--- START Dataset rows ---

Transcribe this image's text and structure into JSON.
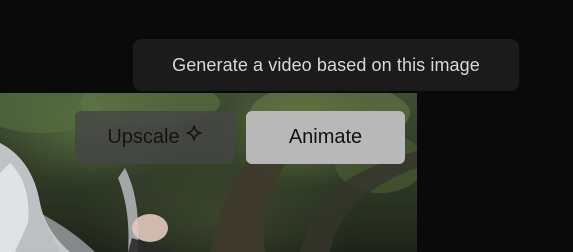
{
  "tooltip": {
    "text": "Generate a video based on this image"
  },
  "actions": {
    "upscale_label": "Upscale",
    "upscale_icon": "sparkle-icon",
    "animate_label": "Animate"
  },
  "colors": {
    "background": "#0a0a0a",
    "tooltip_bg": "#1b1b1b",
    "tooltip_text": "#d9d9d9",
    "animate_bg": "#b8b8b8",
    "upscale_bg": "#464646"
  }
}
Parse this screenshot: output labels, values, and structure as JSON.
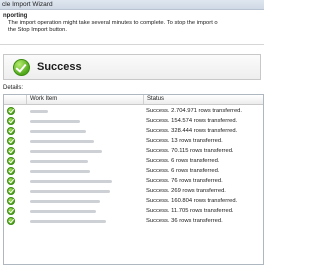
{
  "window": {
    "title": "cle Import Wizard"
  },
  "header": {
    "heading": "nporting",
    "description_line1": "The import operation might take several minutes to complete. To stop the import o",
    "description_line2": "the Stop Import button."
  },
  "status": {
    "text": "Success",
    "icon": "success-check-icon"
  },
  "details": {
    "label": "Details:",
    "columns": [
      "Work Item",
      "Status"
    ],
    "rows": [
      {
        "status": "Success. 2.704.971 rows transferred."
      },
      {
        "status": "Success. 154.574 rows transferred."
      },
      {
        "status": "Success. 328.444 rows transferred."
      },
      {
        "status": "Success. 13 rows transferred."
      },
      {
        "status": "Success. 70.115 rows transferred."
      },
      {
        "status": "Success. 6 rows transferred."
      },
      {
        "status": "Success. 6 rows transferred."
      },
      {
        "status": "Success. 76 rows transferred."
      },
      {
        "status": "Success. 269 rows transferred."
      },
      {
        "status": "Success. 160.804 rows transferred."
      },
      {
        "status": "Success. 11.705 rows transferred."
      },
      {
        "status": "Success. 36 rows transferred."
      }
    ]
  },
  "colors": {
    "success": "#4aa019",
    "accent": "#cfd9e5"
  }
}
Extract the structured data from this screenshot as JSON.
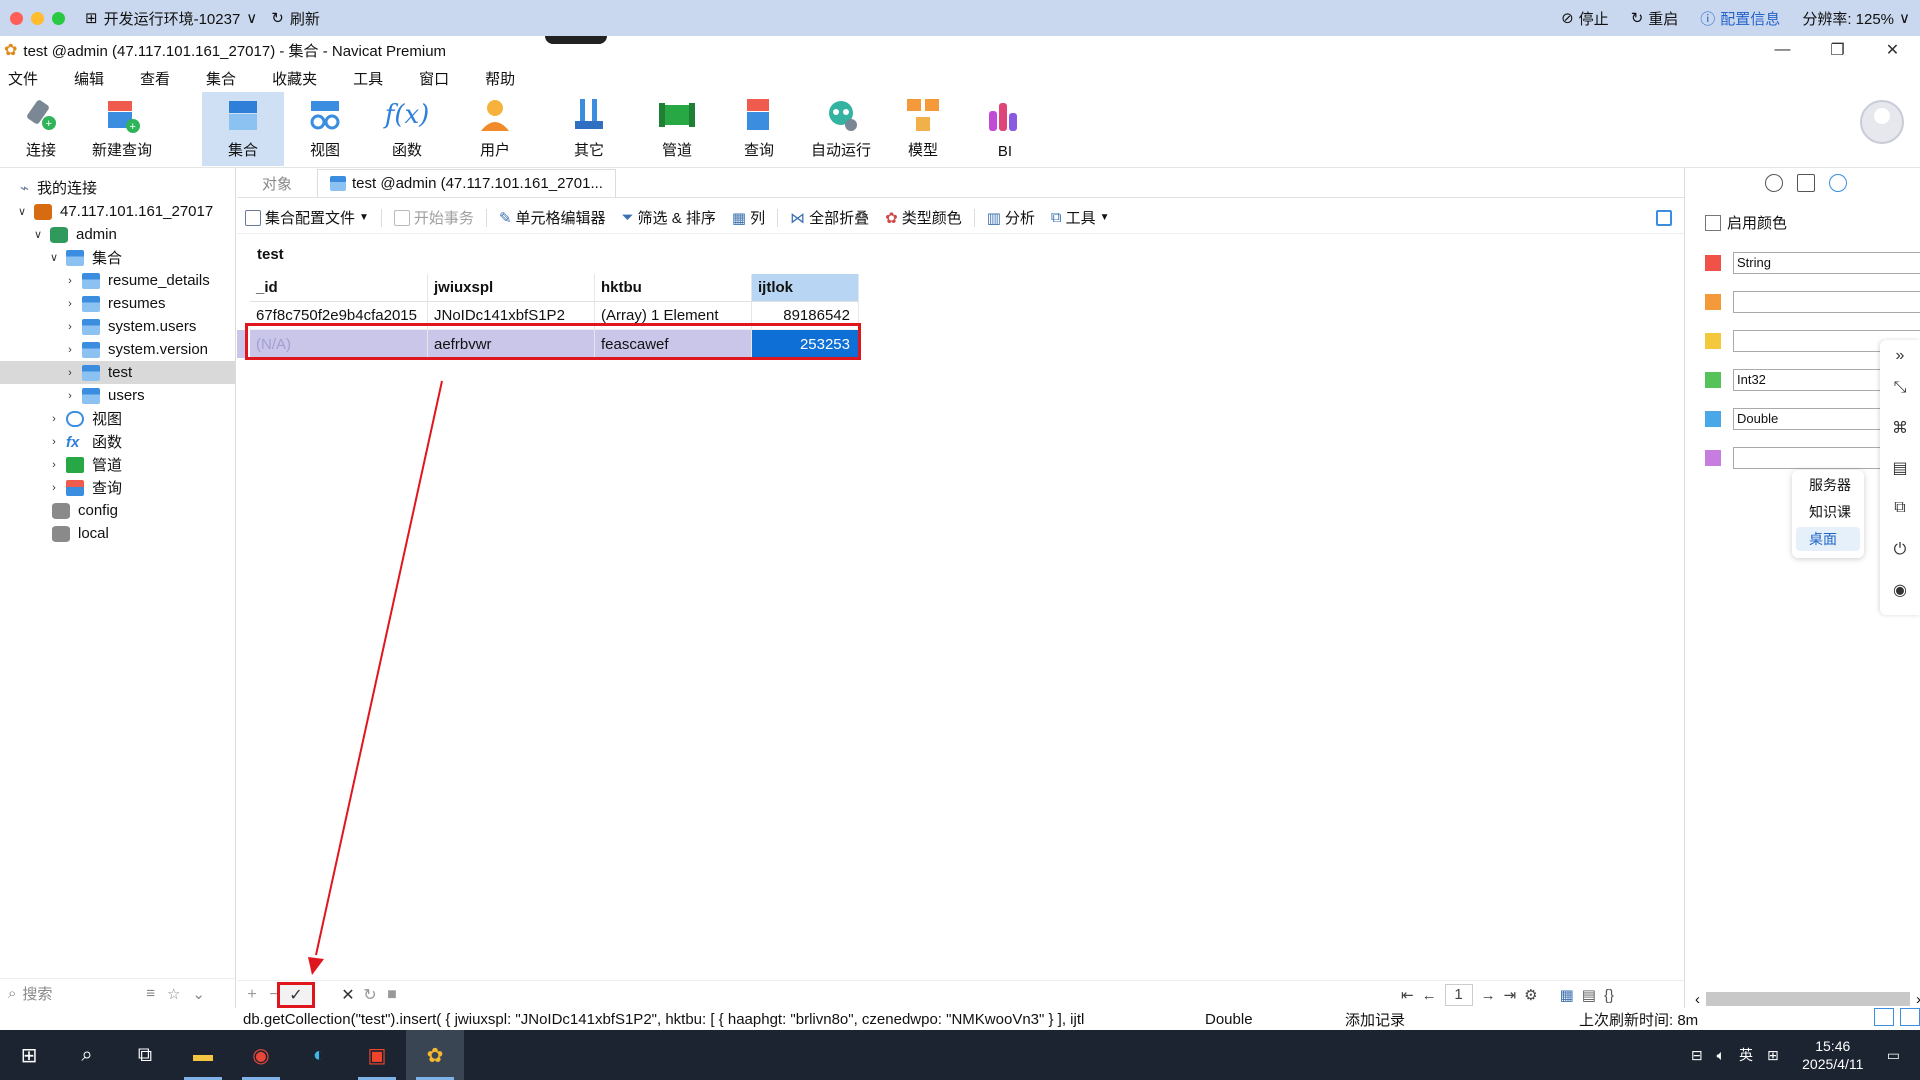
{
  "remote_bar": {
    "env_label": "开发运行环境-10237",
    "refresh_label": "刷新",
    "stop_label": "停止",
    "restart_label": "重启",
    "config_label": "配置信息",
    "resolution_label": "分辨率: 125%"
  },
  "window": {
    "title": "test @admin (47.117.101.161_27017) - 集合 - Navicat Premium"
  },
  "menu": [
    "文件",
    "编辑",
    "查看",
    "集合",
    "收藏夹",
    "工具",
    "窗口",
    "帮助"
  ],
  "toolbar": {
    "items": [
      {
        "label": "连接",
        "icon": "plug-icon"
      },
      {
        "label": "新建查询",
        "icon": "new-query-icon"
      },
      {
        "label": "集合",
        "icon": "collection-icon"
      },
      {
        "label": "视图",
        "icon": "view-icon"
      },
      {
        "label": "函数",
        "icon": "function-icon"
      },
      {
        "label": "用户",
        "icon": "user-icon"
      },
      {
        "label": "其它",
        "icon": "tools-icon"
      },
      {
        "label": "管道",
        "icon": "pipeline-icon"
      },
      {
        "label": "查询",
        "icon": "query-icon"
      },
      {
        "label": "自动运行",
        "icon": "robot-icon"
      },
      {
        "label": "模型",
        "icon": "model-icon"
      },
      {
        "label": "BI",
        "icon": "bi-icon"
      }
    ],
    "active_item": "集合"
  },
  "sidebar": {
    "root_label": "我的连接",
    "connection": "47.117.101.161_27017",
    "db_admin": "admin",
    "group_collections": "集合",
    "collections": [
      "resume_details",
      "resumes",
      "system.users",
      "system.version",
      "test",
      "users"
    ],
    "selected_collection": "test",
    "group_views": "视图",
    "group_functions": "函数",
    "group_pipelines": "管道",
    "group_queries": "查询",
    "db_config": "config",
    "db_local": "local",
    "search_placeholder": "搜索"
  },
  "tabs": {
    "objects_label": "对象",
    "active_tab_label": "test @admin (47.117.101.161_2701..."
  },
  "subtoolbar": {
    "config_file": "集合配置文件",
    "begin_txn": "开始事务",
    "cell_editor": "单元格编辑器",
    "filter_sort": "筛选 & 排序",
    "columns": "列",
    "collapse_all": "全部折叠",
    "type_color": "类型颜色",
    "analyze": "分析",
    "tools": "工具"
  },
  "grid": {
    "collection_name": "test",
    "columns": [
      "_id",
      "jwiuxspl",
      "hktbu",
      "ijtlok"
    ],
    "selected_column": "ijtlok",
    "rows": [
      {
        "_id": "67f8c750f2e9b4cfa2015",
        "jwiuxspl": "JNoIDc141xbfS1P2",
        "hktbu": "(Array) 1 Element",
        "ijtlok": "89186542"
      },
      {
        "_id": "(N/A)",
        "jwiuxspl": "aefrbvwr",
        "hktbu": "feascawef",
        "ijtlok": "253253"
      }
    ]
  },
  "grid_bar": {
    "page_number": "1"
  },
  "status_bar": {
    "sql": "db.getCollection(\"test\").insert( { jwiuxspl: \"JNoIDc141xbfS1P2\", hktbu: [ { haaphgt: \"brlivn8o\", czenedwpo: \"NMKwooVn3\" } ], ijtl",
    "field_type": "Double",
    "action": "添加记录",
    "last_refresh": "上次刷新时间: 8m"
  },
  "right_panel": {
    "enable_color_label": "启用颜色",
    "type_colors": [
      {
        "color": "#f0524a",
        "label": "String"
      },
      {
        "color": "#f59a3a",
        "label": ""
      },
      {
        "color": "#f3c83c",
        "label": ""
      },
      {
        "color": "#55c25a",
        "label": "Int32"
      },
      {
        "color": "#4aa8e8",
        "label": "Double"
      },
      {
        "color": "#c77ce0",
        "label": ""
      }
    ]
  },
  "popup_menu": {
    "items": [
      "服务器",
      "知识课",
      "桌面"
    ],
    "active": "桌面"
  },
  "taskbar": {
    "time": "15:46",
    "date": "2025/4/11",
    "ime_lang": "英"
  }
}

--- END Dataset rows ---

* [Given task] Reproduce the material in full, word for word, and omit the pictures.

* [The answer]
Transcribe this image's text and structure into JSON.
{
  "tooltip": {
    "text": "Generate a video based on this image"
  },
  "actions": {
    "upscale_label": "Upscale",
    "upscale_icon": "sparkle-icon",
    "animate_label": "Animate"
  },
  "colors": {
    "background": "#0a0a0a",
    "tooltip_bg": "#1b1b1b",
    "tooltip_text": "#d9d9d9",
    "animate_bg": "#b8b8b8",
    "upscale_bg": "#464646"
  }
}
Parse this screenshot: output labels, values, and structure as JSON.
{
  "window": {
    "title": "cle Import Wizard"
  },
  "header": {
    "heading": "nporting",
    "description_line1": "The import operation might take several minutes to complete. To stop the import o",
    "description_line2": "the Stop Import button."
  },
  "status": {
    "text": "Success",
    "icon": "success-check-icon"
  },
  "details": {
    "label": "Details:",
    "columns": [
      "Work Item",
      "Status"
    ],
    "rows": [
      {
        "status": "Success. 2.704.971 rows transferred."
      },
      {
        "status": "Success. 154.574 rows transferred."
      },
      {
        "status": "Success. 328.444 rows transferred."
      },
      {
        "status": "Success. 13 rows transferred."
      },
      {
        "status": "Success. 70.115 rows transferred."
      },
      {
        "status": "Success. 6 rows transferred."
      },
      {
        "status": "Success. 6 rows transferred."
      },
      {
        "status": "Success. 76 rows transferred."
      },
      {
        "status": "Success. 269 rows transferred."
      },
      {
        "status": "Success. 160.804 rows transferred."
      },
      {
        "status": "Success. 11.705 rows transferred."
      },
      {
        "status": "Success. 36 rows transferred."
      }
    ]
  },
  "colors": {
    "success": "#4aa019",
    "accent": "#cfd9e5"
  }
}
Extract the structured data from this screenshot as JSON.
{
  "remote_bar": {
    "env_label": "开发运行环境-10237",
    "refresh_label": "刷新",
    "stop_label": "停止",
    "restart_label": "重启",
    "config_label": "配置信息",
    "resolution_label": "分辨率: 125%"
  },
  "window": {
    "title": "test @admin (47.117.101.161_27017) - 集合 - Navicat Premium"
  },
  "menu": [
    "文件",
    "编辑",
    "查看",
    "集合",
    "收藏夹",
    "工具",
    "窗口",
    "帮助"
  ],
  "toolbar": {
    "items": [
      {
        "label": "连接",
        "icon": "plug-icon"
      },
      {
        "label": "新建查询",
        "icon": "new-query-icon"
      },
      {
        "label": "集合",
        "icon": "collection-icon"
      },
      {
        "label": "视图",
        "icon": "view-icon"
      },
      {
        "label": "函数",
        "icon": "function-icon"
      },
      {
        "label": "用户",
        "icon": "user-icon"
      },
      {
        "label": "其它",
        "icon": "tools-icon"
      },
      {
        "label": "管道",
        "icon": "pipeline-icon"
      },
      {
        "label": "查询",
        "icon": "query-icon"
      },
      {
        "label": "自动运行",
        "icon": "robot-icon"
      },
      {
        "label": "模型",
        "icon": "model-icon"
      },
      {
        "label": "BI",
        "icon": "bi-icon"
      }
    ],
    "active_item": "集合"
  },
  "sidebar": {
    "root_label": "我的连接",
    "connection": "47.117.101.161_27017",
    "db_admin": "admin",
    "group_collections": "集合",
    "collections": [
      "resume_details",
      "resumes",
      "system.users",
      "system.version",
      "test",
      "users"
    ],
    "selected_collection": "test",
    "group_views": "视图",
    "group_functions": "函数",
    "group_pipelines": "管道",
    "group_queries": "查询",
    "db_config": "config",
    "db_local": "local",
    "search_placeholder": "搜索"
  },
  "tabs": {
    "objects_label": "对象",
    "active_tab_label": "test @admin (47.117.101.161_2701..."
  },
  "subtoolbar": {
    "config_file": "集合配置文件",
    "begin_txn": "开始事务",
    "cell_editor": "单元格编辑器",
    "filter_sort": "筛选 & 排序",
    "columns": "列",
    "collapse_all": "全部折叠",
    "type_color": "类型颜色",
    "analyze": "分析",
    "tools": "工具"
  },
  "grid": {
    "collection_name": "test",
    "columns": [
      "_id",
      "jwiuxspl",
      "hktbu",
      "ijtlok"
    ],
    "selected_column": "ijtlok",
    "rows": [
      {
        "_id": "67f8c750f2e9b4cfa2015",
        "jwiuxspl": "JNoIDc141xbfS1P2",
        "hktbu": "(Array) 1 Element",
        "ijtlok": "89186542"
      },
      {
        "_id": "(N/A)",
        "jwiuxspl": "aefrbvwr",
        "hktbu": "feascawef",
        "ijtlok": "253253"
      }
    ]
  },
  "grid_bar": {
    "page_number": "1"
  },
  "status_bar": {
    "sql": "db.getCollection(\"test\").insert( { jwiuxspl: \"JNoIDc141xbfS1P2\", hktbu: [ { haaphgt: \"brlivn8o\", czenedwpo: \"NMKwooVn3\" } ], ijtl",
    "field_type": "Double",
    "action": "添加记录",
    "last_refresh": "上次刷新时间: 8m"
  },
  "right_panel": {
    "enable_color_label": "启用颜色",
    "type_colors": [
      {
        "color": "#f0524a",
        "label": "String"
      },
      {
        "color": "#f59a3a",
        "label": ""
      },
      {
        "color": "#f3c83c",
        "label": ""
      },
      {
        "color": "#55c25a",
        "label": "Int32"
      },
      {
        "color": "#4aa8e8",
        "label": "Double"
      },
      {
        "color": "#c77ce0",
        "label": ""
      }
    ]
  },
  "popup_menu": {
    "items": [
      "服务器",
      "知识课",
      "桌面"
    ],
    "active": "桌面"
  },
  "taskbar": {
    "time": "15:46",
    "date": "2025/4/11",
    "ime_lang": "英"
  }
}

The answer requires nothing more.